Set task => Write the data out again, exactly as given.
====
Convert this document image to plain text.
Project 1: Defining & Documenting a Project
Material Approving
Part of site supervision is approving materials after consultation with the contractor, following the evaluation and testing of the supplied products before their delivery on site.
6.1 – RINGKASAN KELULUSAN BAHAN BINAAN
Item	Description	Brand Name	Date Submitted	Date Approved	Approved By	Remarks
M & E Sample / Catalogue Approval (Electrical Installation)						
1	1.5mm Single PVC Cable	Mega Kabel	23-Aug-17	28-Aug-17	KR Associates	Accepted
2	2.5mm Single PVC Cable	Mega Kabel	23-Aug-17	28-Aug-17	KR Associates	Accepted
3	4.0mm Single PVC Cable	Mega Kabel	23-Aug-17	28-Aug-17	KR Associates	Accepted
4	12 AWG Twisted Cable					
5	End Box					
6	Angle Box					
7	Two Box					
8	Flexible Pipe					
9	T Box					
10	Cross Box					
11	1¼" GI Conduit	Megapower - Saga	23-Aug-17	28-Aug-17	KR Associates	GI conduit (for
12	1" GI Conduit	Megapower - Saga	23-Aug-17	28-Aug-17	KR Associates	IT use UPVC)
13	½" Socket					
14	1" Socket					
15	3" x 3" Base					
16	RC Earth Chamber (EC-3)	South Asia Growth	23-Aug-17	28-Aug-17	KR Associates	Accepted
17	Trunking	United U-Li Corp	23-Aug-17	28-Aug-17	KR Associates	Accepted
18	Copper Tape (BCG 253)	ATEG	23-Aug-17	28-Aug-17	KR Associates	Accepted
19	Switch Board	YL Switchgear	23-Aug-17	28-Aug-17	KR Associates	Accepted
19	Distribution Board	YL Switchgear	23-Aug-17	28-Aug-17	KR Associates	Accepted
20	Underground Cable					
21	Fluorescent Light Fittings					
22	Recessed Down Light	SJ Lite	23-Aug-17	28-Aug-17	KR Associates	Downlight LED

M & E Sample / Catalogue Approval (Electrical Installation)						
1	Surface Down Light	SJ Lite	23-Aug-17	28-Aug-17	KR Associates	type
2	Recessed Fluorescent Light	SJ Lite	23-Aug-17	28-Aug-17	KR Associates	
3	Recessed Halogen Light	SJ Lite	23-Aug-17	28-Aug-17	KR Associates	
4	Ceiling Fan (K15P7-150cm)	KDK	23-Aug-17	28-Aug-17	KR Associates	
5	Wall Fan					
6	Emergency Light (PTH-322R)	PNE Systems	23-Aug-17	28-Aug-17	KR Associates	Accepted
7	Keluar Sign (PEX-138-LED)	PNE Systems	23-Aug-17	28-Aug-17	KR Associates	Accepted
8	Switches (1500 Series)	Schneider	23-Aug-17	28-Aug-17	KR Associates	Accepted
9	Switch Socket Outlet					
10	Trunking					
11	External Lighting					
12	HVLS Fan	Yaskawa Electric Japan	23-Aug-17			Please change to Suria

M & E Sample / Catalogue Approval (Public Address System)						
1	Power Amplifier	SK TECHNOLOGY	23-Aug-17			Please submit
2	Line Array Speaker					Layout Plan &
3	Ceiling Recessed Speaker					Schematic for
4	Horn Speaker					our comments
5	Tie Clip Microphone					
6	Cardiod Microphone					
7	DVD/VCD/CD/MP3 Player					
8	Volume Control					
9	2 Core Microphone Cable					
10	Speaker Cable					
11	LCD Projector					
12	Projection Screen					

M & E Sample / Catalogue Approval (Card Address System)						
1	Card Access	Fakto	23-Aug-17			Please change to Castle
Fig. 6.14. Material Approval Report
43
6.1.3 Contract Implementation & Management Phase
====
Output of the exercise =>
Convert this document image to plain text.
Project 1: Defining & Documenting a Project
Material Approving
Part of site supervision is approving materials after consultation with the contractor, following the evaluation and testing of the supplied products before their delivery on site.
6.1 – RINGKASAN KELULUSAN BAHAN BINAAN
Item	Description	Brand Name	Date Submitted	Date Approved	Approved By	Remarks
M & E Sample / Catalogue Approval (Electrical Installation)						
1	1.5mm Single PVC Cable	Mega Kabel	23-Aug-17	28-Aug-17	KR Associates	Accepted
2	2.5mm Single PVC Cable	Mega Kabel	23-Aug-17	28-Aug-17	KR Associates	Accepted
3	4.0mm Single PVC Cable	Mega Kabel	23-Aug-17	28-Aug-17	KR Associates	Accepted
4	12 AWG Twisted Cable					
5	End Box					
6	Angle Box					
7	Two Box					
8	Flexible Pipe					
9	T Box					
10	Cross Box					
11	1¼" GI Conduit	Megapower - Saga	23-Aug-17	28-Aug-17	KR Associates	GI conduit (for
12	1" GI Conduit	Megapower - Saga	23-Aug-17	28-Aug-17	KR Associates	IT use UPVC)
13	½" Socket					
14	1" Socket					
15	3" x 3" Base					
16	RC Earth Chamber (EC-3)	South Asia Growth	23-Aug-17	28-Aug-17	KR Associates	Accepted
17	Trunking	United U-Li Corp	23-Aug-17	28-Aug-17	KR Associates	Accepted
18	Copper Tape (BCG 253)	ATEG	23-Aug-17	28-Aug-17	KR Associates	Accepted
19	Switch Board	YL Switchgear	23-Aug-17	28-Aug-17	KR Associates	Accepted
19	Distribution Board	YL Switchgear	23-Aug-17	28-Aug-17	KR Associates	Accepted
20	Underground Cable					
21	Fluorescent Light Fittings					
22	Recessed Down Light	SJ Lite	23-Aug-17	28-Aug-17	KR Associates	Downlight LED

M & E Sample / Catalogue Approval (Electrical Installation)						
1	Surface Down Light	SJ Lite	23-Aug-17	28-Aug-17	KR Associates	type
2	Recessed Fluorescent Light	SJ Lite	23-Aug-17	28-Aug-17	KR Associates	
3	Recessed Halogen Light	SJ Lite	23-Aug-17	28-Aug-17	KR Associates	
4	Ceiling Fan (K15P7-150cm)	KDK	23-Aug-17	28-Aug-17	KR Associates	
5	Wall Fan					
6	Emergency Light (PTH-322R)	PNE Systems	23-Aug-17	28-Aug-17	KR Associates	Accepted
7	Keluar Sign (PEX-138-LED)	PNE Systems	23-Aug-17	28-Aug-17	KR Associates	Accepted
8	Switches (1500 Series)	Schneider	23-Aug-17	28-Aug-17	KR Associates	Accepted
9	Switch Socket Outlet					
10	Trunking					
11	External Lighting					
12	HVLS Fan	Yaskawa Electric Japan	23-Aug-17			Please change to Suria

M & E Sample / Catalogue Approval (Public Address System)						
1	Power Amplifier	SK TECHNOLOGY	23-Aug-17			Please submit
2	Line Array Speaker					Layout Plan &
3	Ceiling Recessed Speaker					Schematic for
4	Horn Speaker					our comments
5	Tie Clip Microphone					
6	Cardiod Microphone					
7	DVD/VCD/CD/MP3 Player					
8	Volume Control					
9	2 Core Microphone Cable					
10	Speaker Cable					
11	LCD Projector					
12	Projection Screen					

M & E Sample / Catalogue Approval (Card Address System)						
1	Card Access	Fakto	23-Aug-17			Please change to Castle
Fig. 6.14. Material Approval Report
43
6.1.3 Contract Implementation & Management Phase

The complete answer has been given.